(Records for the task Opens)
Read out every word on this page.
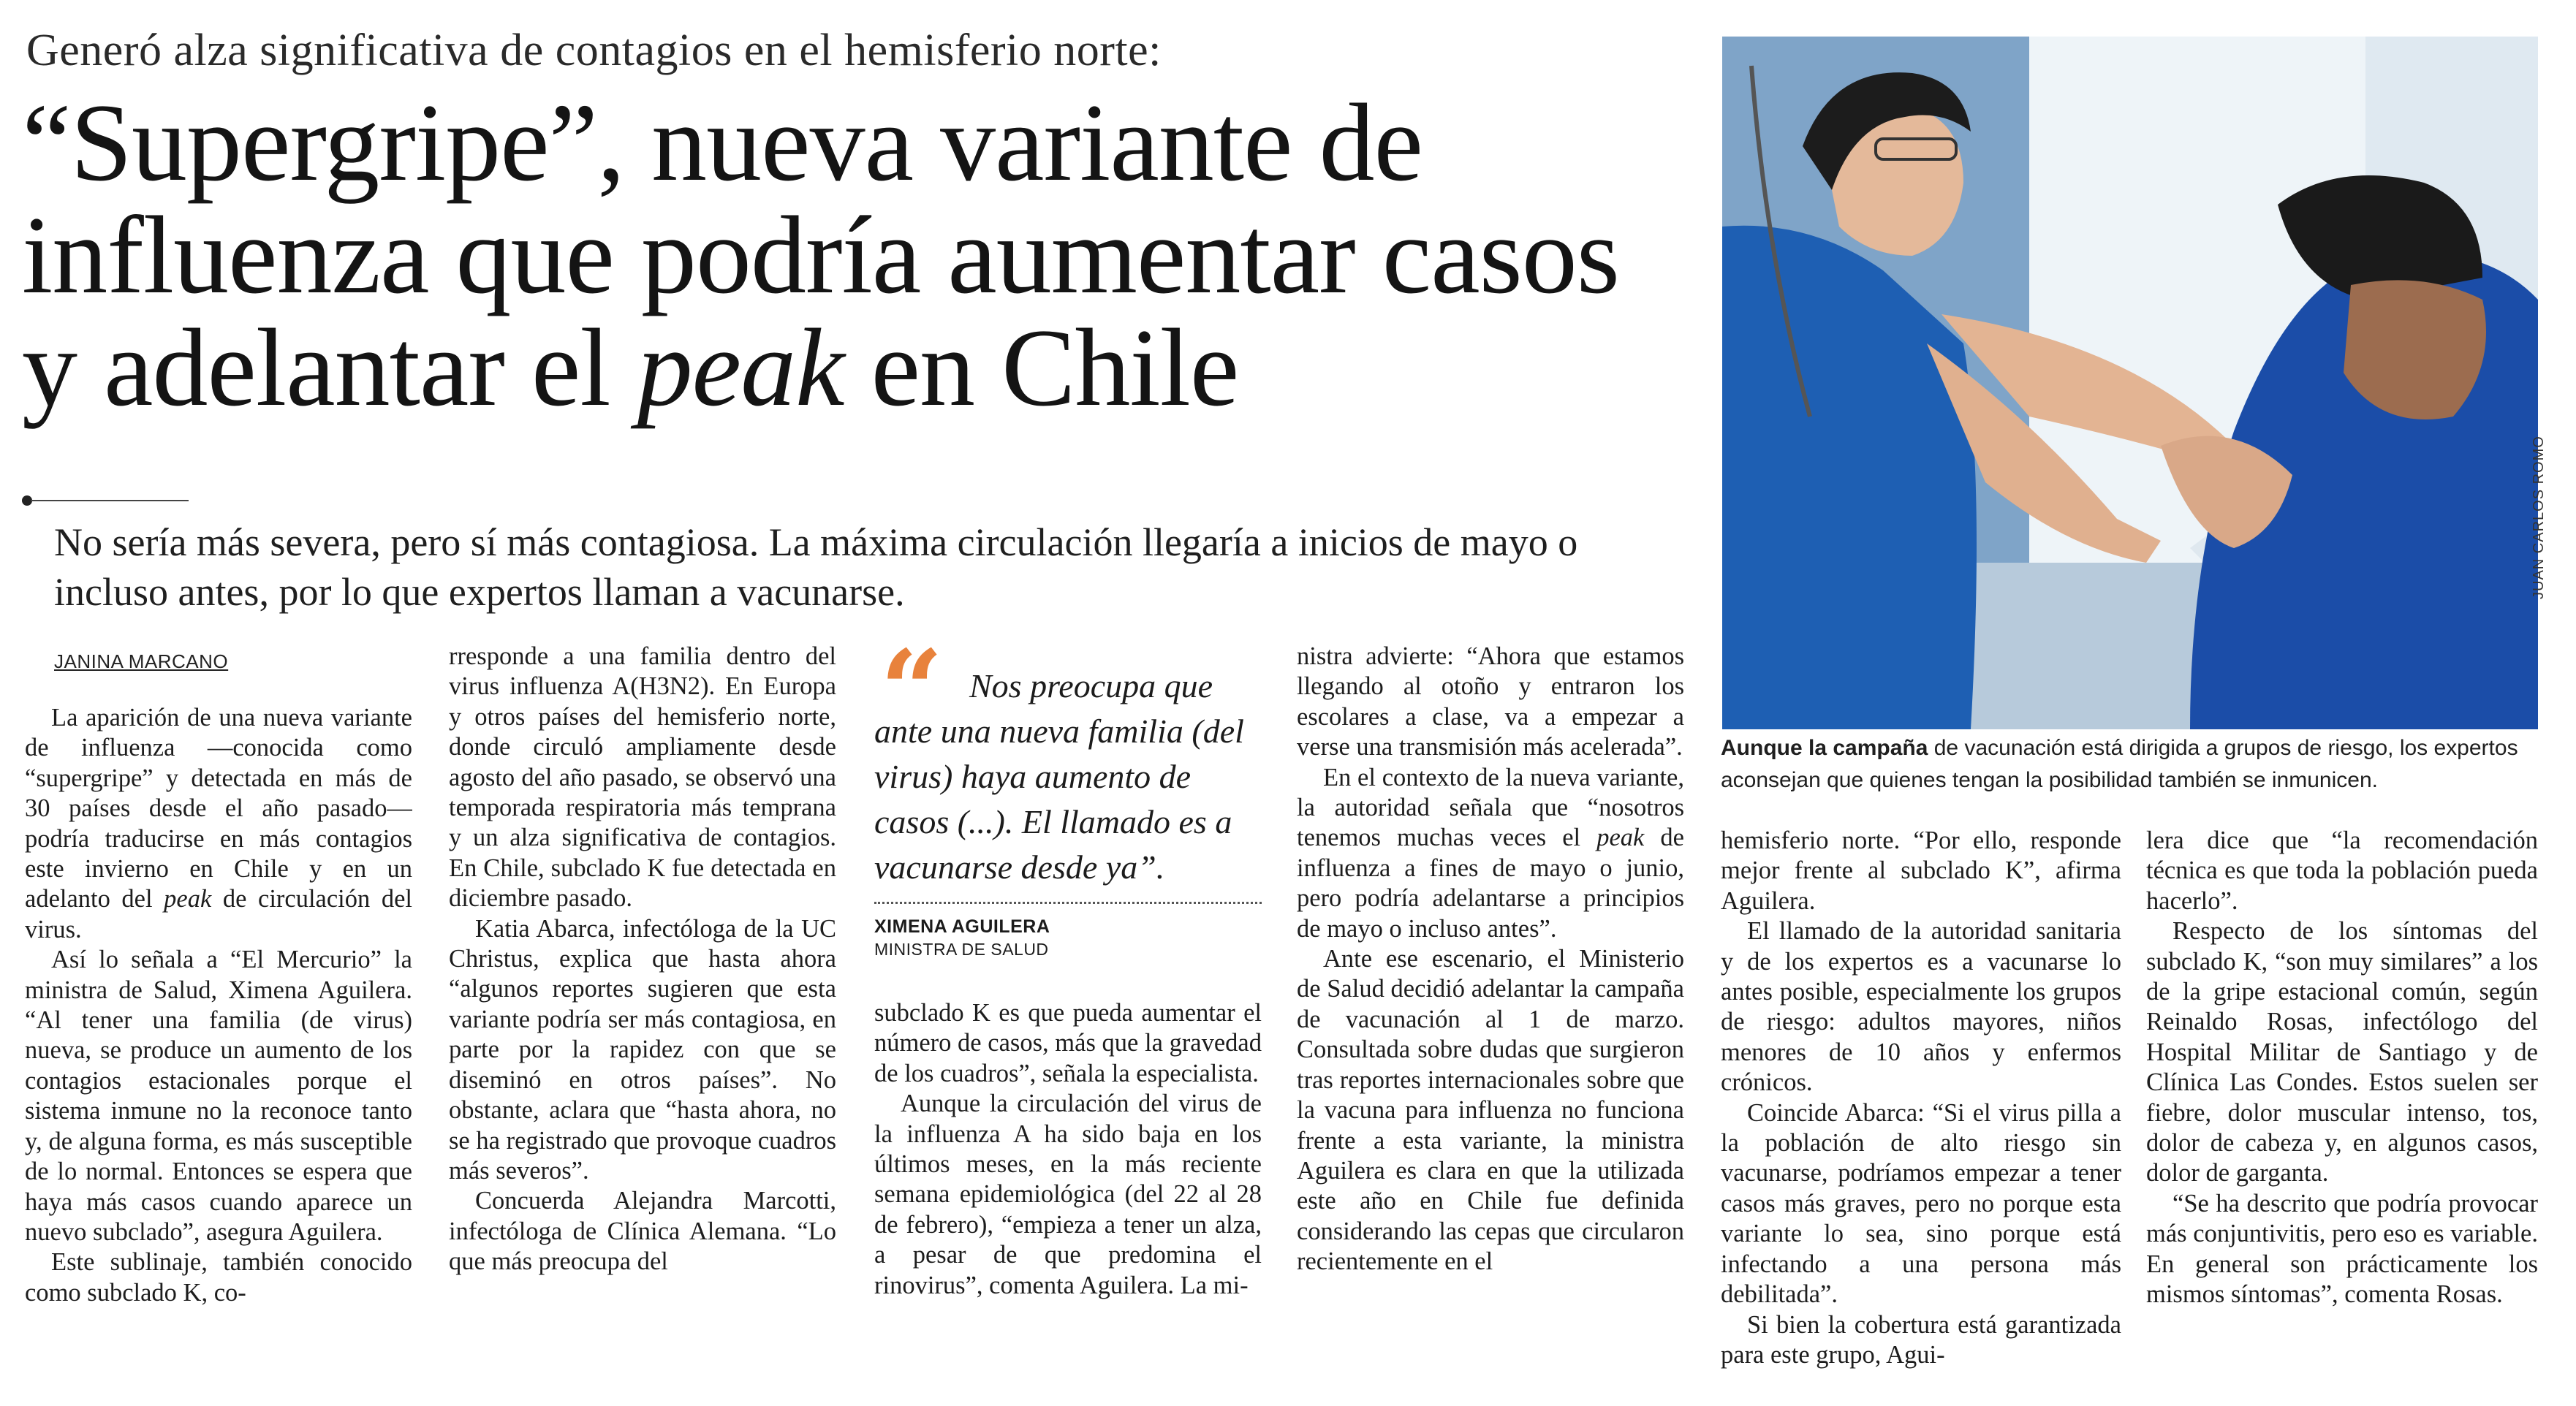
Generó alza significativa de contagios en el hemisferio norte:
“Supergripe”, nueva variante de influenza que podría aumentar casos y adelantar el peak en Chile
No sería más severa, pero sí más contagiosa. La máxima circulación llegaría a inicios de mayo o incluso antes, por lo que expertos llaman a vacunarse.
JANINA MARCANO

La aparición de una nueva variante de influenza —conocida como “supergripe” y detectada en más de 30 países desde el año pasado— podría traducirse en más contagios este invierno en Chile y en un adelanto del peak de circulación del virus.

Así lo señala a “El Mercurio” la ministra de Salud, Ximena Aguilera. “Al tener una familia (de virus) nueva, se produce un aumento de los contagios estacionales porque el sistema inmune no la reconoce tanto y, de alguna forma, es más susceptible de lo normal. Entonces se espera que haya más casos cuando aparece un nuevo subclado”, asegura Aguilera.

Este sublinaje, también conocido como subclado K, co-

rresponde a una familia dentro del virus influenza A(H3N2). En Europa y otros países del hemisferio norte, donde circuló ampliamente desde agosto del año pasado, se observó una temporada respiratoria más temprana y un alza significativa de contagios. En Chile, subclado K fue detectada en diciembre pasado.

Katia Abarca, infectóloga de la UC Christus, explica que hasta ahora “algunos reportes sugieren que esta variante podría ser más contagiosa, en parte por la rapidez con que se diseminó en otros países”. No obstante, aclara que “hasta ahora, no se ha registrado que provoque cuadros más severos”.

Concuerda Alejandra Marcotti, infectóloga de Clínica Alemana. “Lo que más preocupa del

“ Nos preocupa que ante una nueva familia (del virus) haya aumento de casos (...). El llamado es a vacunarse desde ya”.
XIMENA AGUILERA
MINISTRA DE SALUD

subclado K es que pueda aumentar el número de casos, más que la gravedad de los cuadros”, señala la especialista.

Aunque la circulación del virus de la influenza A ha sido baja en los últimos meses, en la más reciente semana epidemiológica (del 22 al 28 de febrero), “empieza a tener un alza, a pesar de que predomina el rinovirus”, comenta Aguilera. La mi-

nistra advierte: “Ahora que estamos llegando al otoño y entraron los escolares a clase, va a empezar a verse una transmisión más acelerada”.

En el contexto de la nueva variante, la autoridad señala que “nosotros tenemos muchas veces el peak de influenza a fines de mayo o junio, pero podría adelantarse a principios de mayo o incluso antes”.

Ante ese escenario, el Ministerio de Salud decidió adelantar la campaña de vacunación al 1 de marzo. Consultada sobre dudas que surgieron tras reportes internacionales sobre que la vacuna para influenza no funciona frente a esta variante, la ministra Aguilera es clara en que la utilizada este año en Chile fue definida considerando las cepas que circularon recientemente en el

JUAN CARLOS ROMO
Aunque la campaña de vacunación está dirigida a grupos de riesgo, los expertos aconsejan que quienes tengan la posibilidad también se inmunicen.

hemisferio norte. “Por ello, responde mejor frente al subclado K”, afirma Aguilera.

El llamado de la autoridad sanitaria y de los expertos es a vacunarse lo antes posible, especialmente los grupos de riesgo: adultos mayores, niños menores de 10 años y enfermos crónicos.

Coincide Abarca: “Si el virus pilla a la población de alto riesgo sin vacunarse, podríamos empezar a tener casos más graves, pero no porque esta variante lo sea, sino porque está infectando a una persona más debilitada”.

Si bien la cobertura está garantizada para este grupo, Agui-

lera dice que “la recomendación técnica es que toda la población pueda hacerlo”.

Respecto de los síntomas del subclado K, “son muy similares” a los de la gripe estacional común, según Reinaldo Rosas, infectólogo del Hospital Militar de Santiago y de Clínica Las Condes. Estos suelen ser fiebre, dolor muscular intenso, tos, dolor de cabeza y, en algunos casos, dolor de garganta.

“Se ha descrito que podría provocar más conjuntivitis, pero eso es variable. En general son prácticamente los mismos síntomas”, comenta Rosas.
(Records for the task Closes)
● **What the task asks**:
Only the wording of the records is wanted: copy it all exactly and omit the pictures.

● **Your solution**:
Read out every word on this page.
Generó alza significativa de contagios en el hemisferio norte:
“Supergripe”, nueva variante de influenza que podría aumentar casos y adelantar el peak en Chile
No sería más severa, pero sí más contagiosa. La máxima circulación llegaría a inicios de mayo o incluso antes, por lo que expertos llaman a vacunarse.
JANINA MARCANO

La aparición de una nueva variante de influenza —conocida como “supergripe” y detectada en más de 30 países desde el año pasado— podría traducirse en más contagios este invierno en Chile y en un adelanto del peak de circulación del virus.

Así lo señala a “El Mercurio” la ministra de Salud, Ximena Aguilera. “Al tener una familia (de virus) nueva, se produce un aumento de los contagios estacionales porque el sistema inmune no la reconoce tanto y, de alguna forma, es más susceptible de lo normal. Entonces se espera que haya más casos cuando aparece un nuevo subclado”, asegura Aguilera.

Este sublinaje, también conocido como subclado K, co-

rresponde a una familia dentro del virus influenza A(H3N2). En Europa y otros países del hemisferio norte, donde circuló ampliamente desde agosto del año pasado, se observó una temporada respiratoria más temprana y un alza significativa de contagios. En Chile, subclado K fue detectada en diciembre pasado.

Katia Abarca, infectóloga de la UC Christus, explica que hasta ahora “algunos reportes sugieren que esta variante podría ser más contagiosa, en parte por la rapidez con que se diseminó en otros países”. No obstante, aclara que “hasta ahora, no se ha registrado que provoque cuadros más severos”.

Concuerda Alejandra Marcotti, infectóloga de Clínica Alemana. “Lo que más preocupa del

“ Nos preocupa que ante una nueva familia (del virus) haya aumento de casos (...). El llamado es a vacunarse desde ya”.
XIMENA AGUILERA
MINISTRA DE SALUD

subclado K es que pueda aumentar el número de casos, más que la gravedad de los cuadros”, señala la especialista.

Aunque la circulación del virus de la influenza A ha sido baja en los últimos meses, en la más reciente semana epidemiológica (del 22 al 28 de febrero), “empieza a tener un alza, a pesar de que predomina el rinovirus”, comenta Aguilera. La mi-

nistra advierte: “Ahora que estamos llegando al otoño y entraron los escolares a clase, va a empezar a verse una transmisión más acelerada”.

En el contexto de la nueva variante, la autoridad señala que “nosotros tenemos muchas veces el peak de influenza a fines de mayo o junio, pero podría adelantarse a principios de mayo o incluso antes”.

Ante ese escenario, el Ministerio de Salud decidió adelantar la campaña de vacunación al 1 de marzo. Consultada sobre dudas que surgieron tras reportes internacionales sobre que la vacuna para influenza no funciona frente a esta variante, la ministra Aguilera es clara en que la utilizada este año en Chile fue definida considerando las cepas que circularon recientemente en el

JUAN CARLOS ROMO
Aunque la campaña de vacunación está dirigida a grupos de riesgo, los expertos aconsejan que quienes tengan la posibilidad también se inmunicen.

hemisferio norte. “Por ello, responde mejor frente al subclado K”, afirma Aguilera.

El llamado de la autoridad sanitaria y de los expertos es a vacunarse lo antes posible, especialmente los grupos de riesgo: adultos mayores, niños menores de 10 años y enfermos crónicos.

Coincide Abarca: “Si el virus pilla a la población de alto riesgo sin vacunarse, podríamos empezar a tener casos más graves, pero no porque esta variante lo sea, sino porque está infectando a una persona más debilitada”.

Si bien la cobertura está garantizada para este grupo, Agui-

lera dice que “la recomendación técnica es que toda la población pueda hacerlo”.

Respecto de los síntomas del subclado K, “son muy similares” a los de la gripe estacional común, según Reinaldo Rosas, infectólogo del Hospital Militar de Santiago y de Clínica Las Condes. Estos suelen ser fiebre, dolor muscular intenso, tos, dolor de cabeza y, en algunos casos, dolor de garganta.

“Se ha descrito que podría provocar más conjuntivitis, pero eso es variable. En general son prácticamente los mismos síntomas”, comenta Rosas.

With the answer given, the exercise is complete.